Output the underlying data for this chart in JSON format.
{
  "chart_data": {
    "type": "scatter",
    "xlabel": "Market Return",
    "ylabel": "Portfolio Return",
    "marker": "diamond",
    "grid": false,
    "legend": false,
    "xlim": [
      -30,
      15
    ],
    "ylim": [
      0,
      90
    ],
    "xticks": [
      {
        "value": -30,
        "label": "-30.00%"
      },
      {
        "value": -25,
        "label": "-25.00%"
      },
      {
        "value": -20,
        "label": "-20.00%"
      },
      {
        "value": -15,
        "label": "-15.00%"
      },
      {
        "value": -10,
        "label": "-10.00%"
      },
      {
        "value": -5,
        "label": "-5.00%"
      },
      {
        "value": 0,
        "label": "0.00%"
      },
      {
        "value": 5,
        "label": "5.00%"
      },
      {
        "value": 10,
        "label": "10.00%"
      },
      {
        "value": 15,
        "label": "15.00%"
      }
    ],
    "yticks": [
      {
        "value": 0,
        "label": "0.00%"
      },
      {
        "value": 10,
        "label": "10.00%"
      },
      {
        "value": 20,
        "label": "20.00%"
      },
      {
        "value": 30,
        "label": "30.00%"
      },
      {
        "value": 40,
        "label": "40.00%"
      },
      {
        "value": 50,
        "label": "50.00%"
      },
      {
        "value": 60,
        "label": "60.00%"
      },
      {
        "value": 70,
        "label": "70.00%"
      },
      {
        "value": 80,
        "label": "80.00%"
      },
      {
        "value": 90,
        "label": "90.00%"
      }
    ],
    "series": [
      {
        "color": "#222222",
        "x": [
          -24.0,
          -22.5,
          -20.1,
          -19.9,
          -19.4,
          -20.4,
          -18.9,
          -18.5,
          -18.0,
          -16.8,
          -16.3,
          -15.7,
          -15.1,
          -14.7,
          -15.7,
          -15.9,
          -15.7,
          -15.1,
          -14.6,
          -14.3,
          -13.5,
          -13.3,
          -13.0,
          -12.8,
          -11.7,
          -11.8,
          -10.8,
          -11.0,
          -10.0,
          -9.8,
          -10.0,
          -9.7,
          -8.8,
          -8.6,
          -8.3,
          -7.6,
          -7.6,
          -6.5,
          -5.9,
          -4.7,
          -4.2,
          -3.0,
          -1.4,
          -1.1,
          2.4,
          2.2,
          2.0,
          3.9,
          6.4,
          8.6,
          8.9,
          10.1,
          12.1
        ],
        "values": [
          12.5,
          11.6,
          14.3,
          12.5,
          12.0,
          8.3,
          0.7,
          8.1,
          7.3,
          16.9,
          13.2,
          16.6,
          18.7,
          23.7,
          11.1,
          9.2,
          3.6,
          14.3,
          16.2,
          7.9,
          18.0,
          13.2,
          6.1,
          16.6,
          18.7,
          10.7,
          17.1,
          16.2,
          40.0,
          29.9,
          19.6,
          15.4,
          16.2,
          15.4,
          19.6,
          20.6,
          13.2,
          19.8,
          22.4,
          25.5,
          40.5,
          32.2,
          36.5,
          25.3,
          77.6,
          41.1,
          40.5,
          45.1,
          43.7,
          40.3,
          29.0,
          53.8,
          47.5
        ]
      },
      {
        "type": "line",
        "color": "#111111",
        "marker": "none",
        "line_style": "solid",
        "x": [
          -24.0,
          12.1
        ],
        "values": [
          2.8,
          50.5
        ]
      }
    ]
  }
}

----------------

# Stated problem:
Looking at the records above, report how many lines contain the word "Return". Answer with the number only.

# The response:
2